Exercise aim: Quote every line below exactly as it reads.

┏━━

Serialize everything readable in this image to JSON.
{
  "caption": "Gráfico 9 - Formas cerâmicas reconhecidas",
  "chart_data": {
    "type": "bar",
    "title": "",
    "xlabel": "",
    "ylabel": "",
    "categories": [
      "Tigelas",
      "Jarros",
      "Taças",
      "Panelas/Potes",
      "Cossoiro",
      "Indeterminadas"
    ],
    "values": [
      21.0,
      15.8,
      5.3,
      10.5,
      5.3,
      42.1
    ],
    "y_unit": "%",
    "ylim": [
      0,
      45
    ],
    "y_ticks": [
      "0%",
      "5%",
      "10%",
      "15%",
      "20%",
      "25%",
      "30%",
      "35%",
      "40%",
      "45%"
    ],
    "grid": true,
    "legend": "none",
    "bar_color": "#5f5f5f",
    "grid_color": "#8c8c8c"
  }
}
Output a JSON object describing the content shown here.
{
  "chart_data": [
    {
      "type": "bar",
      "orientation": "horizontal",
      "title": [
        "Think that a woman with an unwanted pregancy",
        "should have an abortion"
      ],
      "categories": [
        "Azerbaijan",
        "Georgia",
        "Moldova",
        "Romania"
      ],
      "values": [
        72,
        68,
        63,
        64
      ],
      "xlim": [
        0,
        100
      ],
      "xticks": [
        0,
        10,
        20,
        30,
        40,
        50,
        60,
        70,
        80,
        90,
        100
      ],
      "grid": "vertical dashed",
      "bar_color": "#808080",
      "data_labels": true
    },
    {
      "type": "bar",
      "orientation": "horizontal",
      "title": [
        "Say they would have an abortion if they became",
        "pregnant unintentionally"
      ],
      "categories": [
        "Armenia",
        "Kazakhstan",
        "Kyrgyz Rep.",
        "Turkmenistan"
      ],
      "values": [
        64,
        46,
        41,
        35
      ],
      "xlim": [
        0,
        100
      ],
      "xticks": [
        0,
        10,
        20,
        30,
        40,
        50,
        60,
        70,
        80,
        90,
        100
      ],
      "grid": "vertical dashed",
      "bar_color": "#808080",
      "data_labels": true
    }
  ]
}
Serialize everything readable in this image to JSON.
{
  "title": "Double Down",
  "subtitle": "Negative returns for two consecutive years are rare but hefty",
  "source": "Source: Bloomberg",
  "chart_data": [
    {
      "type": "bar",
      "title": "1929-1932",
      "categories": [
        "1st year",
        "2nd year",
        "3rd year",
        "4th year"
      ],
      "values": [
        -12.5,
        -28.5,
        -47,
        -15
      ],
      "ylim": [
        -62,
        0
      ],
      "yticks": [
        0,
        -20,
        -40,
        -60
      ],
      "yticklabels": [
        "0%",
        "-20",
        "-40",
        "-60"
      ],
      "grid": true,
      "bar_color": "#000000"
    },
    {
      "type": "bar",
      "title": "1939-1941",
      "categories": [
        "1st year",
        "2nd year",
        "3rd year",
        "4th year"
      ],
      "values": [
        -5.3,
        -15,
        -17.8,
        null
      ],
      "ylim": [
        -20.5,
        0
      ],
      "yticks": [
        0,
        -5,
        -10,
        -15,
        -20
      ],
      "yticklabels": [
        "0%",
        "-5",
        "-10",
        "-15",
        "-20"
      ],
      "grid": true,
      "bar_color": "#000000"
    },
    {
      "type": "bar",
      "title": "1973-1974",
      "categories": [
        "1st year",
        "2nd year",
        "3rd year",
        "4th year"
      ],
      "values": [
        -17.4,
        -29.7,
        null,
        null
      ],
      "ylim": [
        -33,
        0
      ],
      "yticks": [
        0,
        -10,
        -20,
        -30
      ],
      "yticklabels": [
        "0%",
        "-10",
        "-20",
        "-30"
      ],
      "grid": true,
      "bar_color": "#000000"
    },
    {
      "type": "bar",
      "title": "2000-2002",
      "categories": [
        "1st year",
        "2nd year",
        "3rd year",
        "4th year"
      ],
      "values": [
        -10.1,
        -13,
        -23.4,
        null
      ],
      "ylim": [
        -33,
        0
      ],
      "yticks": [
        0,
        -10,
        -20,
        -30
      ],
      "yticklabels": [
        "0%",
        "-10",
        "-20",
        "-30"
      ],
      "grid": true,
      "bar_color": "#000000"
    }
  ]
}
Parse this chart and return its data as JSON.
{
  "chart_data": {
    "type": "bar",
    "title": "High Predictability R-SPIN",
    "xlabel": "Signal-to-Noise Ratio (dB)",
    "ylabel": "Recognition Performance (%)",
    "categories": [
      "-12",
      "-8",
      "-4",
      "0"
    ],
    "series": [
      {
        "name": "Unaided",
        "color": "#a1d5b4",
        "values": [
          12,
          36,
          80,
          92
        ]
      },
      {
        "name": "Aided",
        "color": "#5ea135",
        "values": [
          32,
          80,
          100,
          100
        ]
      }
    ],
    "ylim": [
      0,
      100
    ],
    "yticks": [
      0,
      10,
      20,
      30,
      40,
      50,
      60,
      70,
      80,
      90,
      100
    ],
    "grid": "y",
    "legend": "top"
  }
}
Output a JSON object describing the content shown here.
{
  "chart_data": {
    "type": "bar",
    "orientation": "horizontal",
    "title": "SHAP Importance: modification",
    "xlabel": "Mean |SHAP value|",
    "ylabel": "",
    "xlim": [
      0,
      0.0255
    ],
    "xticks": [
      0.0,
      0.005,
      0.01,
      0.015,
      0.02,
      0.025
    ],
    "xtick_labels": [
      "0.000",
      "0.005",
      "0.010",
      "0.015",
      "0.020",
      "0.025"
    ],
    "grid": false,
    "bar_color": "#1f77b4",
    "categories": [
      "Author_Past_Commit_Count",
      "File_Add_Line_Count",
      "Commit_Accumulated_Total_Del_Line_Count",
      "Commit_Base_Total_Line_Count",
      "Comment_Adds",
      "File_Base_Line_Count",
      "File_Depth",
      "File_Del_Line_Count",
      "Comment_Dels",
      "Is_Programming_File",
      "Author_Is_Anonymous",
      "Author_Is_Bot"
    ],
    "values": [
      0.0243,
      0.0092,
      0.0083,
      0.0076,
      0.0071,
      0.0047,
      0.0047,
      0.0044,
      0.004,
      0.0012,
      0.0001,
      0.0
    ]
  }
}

┗━━

Result:
Serialize everything readable in this image to JSON.
{
  "caption": "Gráfico 9 - Formas cerâmicas reconhecidas",
  "chart_data": {
    "type": "bar",
    "title": "",
    "xlabel": "",
    "ylabel": "",
    "categories": [
      "Tigelas",
      "Jarros",
      "Taças",
      "Panelas/Potes",
      "Cossoiro",
      "Indeterminadas"
    ],
    "values": [
      21.0,
      15.8,
      5.3,
      10.5,
      5.3,
      42.1
    ],
    "y_unit": "%",
    "ylim": [
      0,
      45
    ],
    "y_ticks": [
      "0%",
      "5%",
      "10%",
      "15%",
      "20%",
      "25%",
      "30%",
      "35%",
      "40%",
      "45%"
    ],
    "grid": true,
    "legend": "none",
    "bar_color": "#5f5f5f",
    "grid_color": "#8c8c8c"
  }
}
Output a JSON object describing the content shown here.
{
  "chart_data": [
    {
      "type": "bar",
      "orientation": "horizontal",
      "title": [
        "Think that a woman with an unwanted pregancy",
        "should have an abortion"
      ],
      "categories": [
        "Azerbaijan",
        "Georgia",
        "Moldova",
        "Romania"
      ],
      "values": [
        72,
        68,
        63,
        64
      ],
      "xlim": [
        0,
        100
      ],
      "xticks": [
        0,
        10,
        20,
        30,
        40,
        50,
        60,
        70,
        80,
        90,
        100
      ],
      "grid": "vertical dashed",
      "bar_color": "#808080",
      "data_labels": true
    },
    {
      "type": "bar",
      "orientation": "horizontal",
      "title": [
        "Say they would have an abortion if they became",
        "pregnant unintentionally"
      ],
      "categories": [
        "Armenia",
        "Kazakhstan",
        "Kyrgyz Rep.",
        "Turkmenistan"
      ],
      "values": [
        64,
        46,
        41,
        35
      ],
      "xlim": [
        0,
        100
      ],
      "xticks": [
        0,
        10,
        20,
        30,
        40,
        50,
        60,
        70,
        80,
        90,
        100
      ],
      "grid": "vertical dashed",
      "bar_color": "#808080",
      "data_labels": true
    }
  ]
}
Serialize everything readable in this image to JSON.
{
  "title": "Double Down",
  "subtitle": "Negative returns for two consecutive years are rare but hefty",
  "source": "Source: Bloomberg",
  "chart_data": [
    {
      "type": "bar",
      "title": "1929-1932",
      "categories": [
        "1st year",
        "2nd year",
        "3rd year",
        "4th year"
      ],
      "values": [
        -12.5,
        -28.5,
        -47,
        -15
      ],
      "ylim": [
        -62,
        0
      ],
      "yticks": [
        0,
        -20,
        -40,
        -60
      ],
      "yticklabels": [
        "0%",
        "-20",
        "-40",
        "-60"
      ],
      "grid": true,
      "bar_color": "#000000"
    },
    {
      "type": "bar",
      "title": "1939-1941",
      "categories": [
        "1st year",
        "2nd year",
        "3rd year",
        "4th year"
      ],
      "values": [
        -5.3,
        -15,
        -17.8,
        null
      ],
      "ylim": [
        -20.5,
        0
      ],
      "yticks": [
        0,
        -5,
        -10,
        -15,
        -20
      ],
      "yticklabels": [
        "0%",
        "-5",
        "-10",
        "-15",
        "-20"
      ],
      "grid": true,
      "bar_color": "#000000"
    },
    {
      "type": "bar",
      "title": "1973-1974",
      "categories": [
        "1st year",
        "2nd year",
        "3rd year",
        "4th year"
      ],
      "values": [
        -17.4,
        -29.7,
        null,
        null
      ],
      "ylim": [
        -33,
        0
      ],
      "yticks": [
        0,
        -10,
        -20,
        -30
      ],
      "yticklabels": [
        "0%",
        "-10",
        "-20",
        "-30"
      ],
      "grid": true,
      "bar_color": "#000000"
    },
    {
      "type": "bar",
      "title": "2000-2002",
      "categories": [
        "1st year",
        "2nd year",
        "3rd year",
        "4th year"
      ],
      "values": [
        -10.1,
        -13,
        -23.4,
        null
      ],
      "ylim": [
        -33,
        0
      ],
      "yticks": [
        0,
        -10,
        -20,
        -30
      ],
      "yticklabels": [
        "0%",
        "-10",
        "-20",
        "-30"
      ],
      "grid": true,
      "bar_color": "#000000"
    }
  ]
}
Parse this chart and return its data as JSON.
{
  "chart_data": {
    "type": "bar",
    "title": "High Predictability R-SPIN",
    "xlabel": "Signal-to-Noise Ratio (dB)",
    "ylabel": "Recognition Performance (%)",
    "categories": [
      "-12",
      "-8",
      "-4",
      "0"
    ],
    "series": [
      {
        "name": "Unaided",
        "color": "#a1d5b4",
        "values": [
          12,
          36,
          80,
          92
        ]
      },
      {
        "name": "Aided",
        "color": "#5ea135",
        "values": [
          32,
          80,
          100,
          100
        ]
      }
    ],
    "ylim": [
      0,
      100
    ],
    "yticks": [
      0,
      10,
      20,
      30,
      40,
      50,
      60,
      70,
      80,
      90,
      100
    ],
    "grid": "y",
    "legend": "top"
  }
}
Output a JSON object describing the content shown here.
{
  "chart_data": {
    "type": "bar",
    "orientation": "horizontal",
    "title": "SHAP Importance: modification",
    "xlabel": "Mean |SHAP value|",
    "ylabel": "",
    "xlim": [
      0,
      0.0255
    ],
    "xticks": [
      0.0,
      0.005,
      0.01,
      0.015,
      0.02,
      0.025
    ],
    "xtick_labels": [
      "0.000",
      "0.005",
      "0.010",
      "0.015",
      "0.020",
      "0.025"
    ],
    "grid": false,
    "bar_color": "#1f77b4",
    "categories": [
      "Author_Past_Commit_Count",
      "File_Add_Line_Count",
      "Commit_Accumulated_Total_Del_Line_Count",
      "Commit_Base_Total_Line_Count",
      "Comment_Adds",
      "File_Base_Line_Count",
      "File_Depth",
      "File_Del_Line_Count",
      "Comment_Dels",
      "Is_Programming_File",
      "Author_Is_Anonymous",
      "Author_Is_Bot"
    ],
    "values": [
      0.0243,
      0.0092,
      0.0083,
      0.0076,
      0.0071,
      0.0047,
      0.0047,
      0.0044,
      0.004,
      0.0012,
      0.0001,
      0.0
    ]
  }
}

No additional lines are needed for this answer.